■ Task ■
Sort through the data and copy the lines holding the word "name".

:: Record excerpts

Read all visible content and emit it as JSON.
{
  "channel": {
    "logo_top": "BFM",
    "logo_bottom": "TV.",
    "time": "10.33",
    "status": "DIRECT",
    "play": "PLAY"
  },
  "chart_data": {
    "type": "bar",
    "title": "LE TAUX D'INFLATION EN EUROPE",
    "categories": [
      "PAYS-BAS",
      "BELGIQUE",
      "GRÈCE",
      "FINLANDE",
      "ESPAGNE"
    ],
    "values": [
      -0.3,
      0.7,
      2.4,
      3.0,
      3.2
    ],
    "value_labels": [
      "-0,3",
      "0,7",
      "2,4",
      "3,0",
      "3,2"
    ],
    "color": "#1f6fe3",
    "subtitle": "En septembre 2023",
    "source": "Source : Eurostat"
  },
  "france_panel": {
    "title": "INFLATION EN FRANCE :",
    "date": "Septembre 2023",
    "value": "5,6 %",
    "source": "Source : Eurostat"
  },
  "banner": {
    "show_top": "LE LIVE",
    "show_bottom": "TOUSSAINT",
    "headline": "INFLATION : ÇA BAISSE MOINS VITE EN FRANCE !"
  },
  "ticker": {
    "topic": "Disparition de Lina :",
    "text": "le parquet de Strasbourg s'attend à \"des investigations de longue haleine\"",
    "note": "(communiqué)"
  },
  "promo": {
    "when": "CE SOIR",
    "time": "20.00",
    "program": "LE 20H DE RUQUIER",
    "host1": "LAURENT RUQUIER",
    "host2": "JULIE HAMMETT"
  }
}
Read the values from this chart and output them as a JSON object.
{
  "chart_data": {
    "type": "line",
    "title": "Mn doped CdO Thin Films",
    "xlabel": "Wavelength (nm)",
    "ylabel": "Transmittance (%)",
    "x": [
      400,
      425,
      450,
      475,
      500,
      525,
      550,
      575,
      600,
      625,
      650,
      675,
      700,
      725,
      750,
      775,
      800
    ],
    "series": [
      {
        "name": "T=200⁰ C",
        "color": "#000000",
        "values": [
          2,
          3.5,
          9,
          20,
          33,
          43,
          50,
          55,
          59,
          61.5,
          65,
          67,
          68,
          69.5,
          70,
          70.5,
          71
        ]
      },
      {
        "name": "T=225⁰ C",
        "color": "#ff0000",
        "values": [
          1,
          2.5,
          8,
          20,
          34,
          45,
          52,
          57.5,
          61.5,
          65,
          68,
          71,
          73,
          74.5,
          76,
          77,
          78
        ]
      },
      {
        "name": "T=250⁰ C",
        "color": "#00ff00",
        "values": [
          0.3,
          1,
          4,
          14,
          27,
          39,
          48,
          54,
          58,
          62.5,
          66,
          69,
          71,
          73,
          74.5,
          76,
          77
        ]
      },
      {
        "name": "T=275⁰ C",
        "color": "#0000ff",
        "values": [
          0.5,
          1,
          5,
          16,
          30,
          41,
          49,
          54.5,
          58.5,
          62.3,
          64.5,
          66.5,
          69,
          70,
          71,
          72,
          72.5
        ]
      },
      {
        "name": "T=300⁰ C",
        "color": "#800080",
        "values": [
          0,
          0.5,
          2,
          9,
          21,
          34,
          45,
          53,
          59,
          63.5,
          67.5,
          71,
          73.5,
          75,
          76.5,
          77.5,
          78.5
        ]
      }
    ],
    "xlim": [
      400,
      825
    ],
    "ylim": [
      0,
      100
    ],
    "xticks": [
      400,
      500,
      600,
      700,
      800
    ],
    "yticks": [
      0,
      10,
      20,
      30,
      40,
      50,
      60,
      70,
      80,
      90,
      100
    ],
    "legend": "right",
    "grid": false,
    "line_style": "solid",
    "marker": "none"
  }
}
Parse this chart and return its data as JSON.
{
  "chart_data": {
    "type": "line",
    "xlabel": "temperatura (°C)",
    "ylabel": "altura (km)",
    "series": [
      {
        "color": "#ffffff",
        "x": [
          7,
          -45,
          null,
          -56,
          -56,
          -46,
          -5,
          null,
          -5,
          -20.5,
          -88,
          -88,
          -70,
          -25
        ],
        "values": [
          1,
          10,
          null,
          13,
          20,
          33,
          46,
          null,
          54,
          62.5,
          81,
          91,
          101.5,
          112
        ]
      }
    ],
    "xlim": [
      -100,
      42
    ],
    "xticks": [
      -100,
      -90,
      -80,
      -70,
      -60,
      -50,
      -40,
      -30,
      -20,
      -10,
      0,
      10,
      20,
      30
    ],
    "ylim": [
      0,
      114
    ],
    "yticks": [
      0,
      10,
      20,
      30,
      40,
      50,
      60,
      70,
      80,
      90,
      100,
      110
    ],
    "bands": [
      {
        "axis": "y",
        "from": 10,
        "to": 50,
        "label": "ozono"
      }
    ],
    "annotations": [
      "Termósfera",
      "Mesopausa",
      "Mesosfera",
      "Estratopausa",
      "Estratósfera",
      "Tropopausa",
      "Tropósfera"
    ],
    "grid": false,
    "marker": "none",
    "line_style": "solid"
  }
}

::::

■ Answer in full ■
        "name": "T=200⁰ C",
        "name": "T=225⁰ C",
        "name": "T=250⁰ C",
        "name": "T=275⁰ C",
        "name": "T=300⁰ C",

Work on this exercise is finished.